Problem: Copy out each line exactly as it appears.

Stored records:
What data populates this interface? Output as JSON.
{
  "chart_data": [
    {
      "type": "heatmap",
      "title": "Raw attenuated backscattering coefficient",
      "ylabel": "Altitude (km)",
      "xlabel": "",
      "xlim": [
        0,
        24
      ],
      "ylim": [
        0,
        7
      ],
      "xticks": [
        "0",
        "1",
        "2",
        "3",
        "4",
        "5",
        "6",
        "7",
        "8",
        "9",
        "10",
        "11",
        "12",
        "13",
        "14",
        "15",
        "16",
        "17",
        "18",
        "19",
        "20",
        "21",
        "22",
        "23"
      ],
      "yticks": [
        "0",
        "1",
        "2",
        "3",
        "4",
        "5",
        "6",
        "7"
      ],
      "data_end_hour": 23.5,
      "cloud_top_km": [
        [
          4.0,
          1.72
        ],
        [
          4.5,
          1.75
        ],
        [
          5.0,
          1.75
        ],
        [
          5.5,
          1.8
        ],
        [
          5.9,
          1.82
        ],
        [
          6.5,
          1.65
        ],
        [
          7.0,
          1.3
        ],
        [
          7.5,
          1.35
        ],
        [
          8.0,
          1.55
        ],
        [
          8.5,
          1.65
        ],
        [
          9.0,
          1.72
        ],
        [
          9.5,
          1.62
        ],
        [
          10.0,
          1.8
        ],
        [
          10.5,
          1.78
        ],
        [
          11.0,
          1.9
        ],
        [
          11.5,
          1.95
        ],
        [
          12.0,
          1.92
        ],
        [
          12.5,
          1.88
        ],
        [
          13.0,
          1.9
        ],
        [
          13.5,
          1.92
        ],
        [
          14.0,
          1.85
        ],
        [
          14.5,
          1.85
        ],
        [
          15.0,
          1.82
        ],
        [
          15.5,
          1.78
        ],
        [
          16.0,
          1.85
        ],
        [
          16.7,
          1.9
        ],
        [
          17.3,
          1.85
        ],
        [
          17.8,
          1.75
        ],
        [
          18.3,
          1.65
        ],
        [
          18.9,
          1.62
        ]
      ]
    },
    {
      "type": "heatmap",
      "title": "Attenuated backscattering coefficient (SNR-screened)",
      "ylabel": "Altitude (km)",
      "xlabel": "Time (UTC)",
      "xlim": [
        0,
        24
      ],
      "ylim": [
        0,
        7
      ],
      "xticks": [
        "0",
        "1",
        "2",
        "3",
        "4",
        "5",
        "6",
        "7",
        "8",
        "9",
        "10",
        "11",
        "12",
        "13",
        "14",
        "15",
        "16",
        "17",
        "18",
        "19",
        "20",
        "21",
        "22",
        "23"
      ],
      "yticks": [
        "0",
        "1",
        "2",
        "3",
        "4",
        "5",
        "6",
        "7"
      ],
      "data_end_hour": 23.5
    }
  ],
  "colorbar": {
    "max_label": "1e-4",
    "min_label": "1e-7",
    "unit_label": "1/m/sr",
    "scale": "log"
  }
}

Solution to this problem:
What data populates this interface? Output as JSON.
{
  "chart_data": [
    {
      "type": "heatmap",
      "title": "Raw attenuated backscattering coefficient",
      "ylabel": "Altitude (km)",
      "xlabel": "",
      "xlim": [
        0,
        24
      ],
      "ylim": [
        0,
        7
      ],
      "xticks": [
        "0",
        "1",
        "2",
        "3",
        "4",
        "5",
        "6",
        "7",
        "8",
        "9",
        "10",
        "11",
        "12",
        "13",
        "14",
        "15",
        "16",
        "17",
        "18",
        "19",
        "20",
        "21",
        "22",
        "23"
      ],
      "yticks": [
        "0",
        "1",
        "2",
        "3",
        "4",
        "5",
        "6",
        "7"
      ],
      "data_end_hour": 23.5,
      "cloud_top_km": [
        [
          4.0,
          1.72
        ],
        [
          4.5,
          1.75
        ],
        [
          5.0,
          1.75
        ],
        [
          5.5,
          1.8
        ],
        [
          5.9,
          1.82
        ],
        [
          6.5,
          1.65
        ],
        [
          7.0,
          1.3
        ],
        [
          7.5,
          1.35
        ],
        [
          8.0,
          1.55
        ],
        [
          8.5,
          1.65
        ],
        [
          9.0,
          1.72
        ],
        [
          9.5,
          1.62
        ],
        [
          10.0,
          1.8
        ],
        [
          10.5,
          1.78
        ],
        [
          11.0,
          1.9
        ],
        [
          11.5,
          1.95
        ],
        [
          12.0,
          1.92
        ],
        [
          12.5,
          1.88
        ],
        [
          13.0,
          1.9
        ],
        [
          13.5,
          1.92
        ],
        [
          14.0,
          1.85
        ],
        [
          14.5,
          1.85
        ],
        [
          15.0,
          1.82
        ],
        [
          15.5,
          1.78
        ],
        [
          16.0,
          1.85
        ],
        [
          16.7,
          1.9
        ],
        [
          17.3,
          1.85
        ],
        [
          17.8,
          1.75
        ],
        [
          18.3,
          1.65
        ],
        [
          18.9,
          1.62
        ]
      ]
    },
    {
      "type": "heatmap",
      "title": "Attenuated backscattering coefficient (SNR-screened)",
      "ylabel": "Altitude (km)",
      "xlabel": "Time (UTC)",
      "xlim": [
        0,
        24
      ],
      "ylim": [
        0,
        7
      ],
      "xticks": [
        "0",
        "1",
        "2",
        "3",
        "4",
        "5",
        "6",
        "7",
        "8",
        "9",
        "10",
        "11",
        "12",
        "13",
        "14",
        "15",
        "16",
        "17",
        "18",
        "19",
        "20",
        "21",
        "22",
        "23"
      ],
      "yticks": [
        "0",
        "1",
        "2",
        "3",
        "4",
        "5",
        "6",
        "7"
      ],
      "data_end_hour": 23.5
    }
  ],
  "colorbar": {
    "max_label": "1e-4",
    "min_label": "1e-7",
    "unit_label": "1/m/sr",
    "scale": "log"
  }
}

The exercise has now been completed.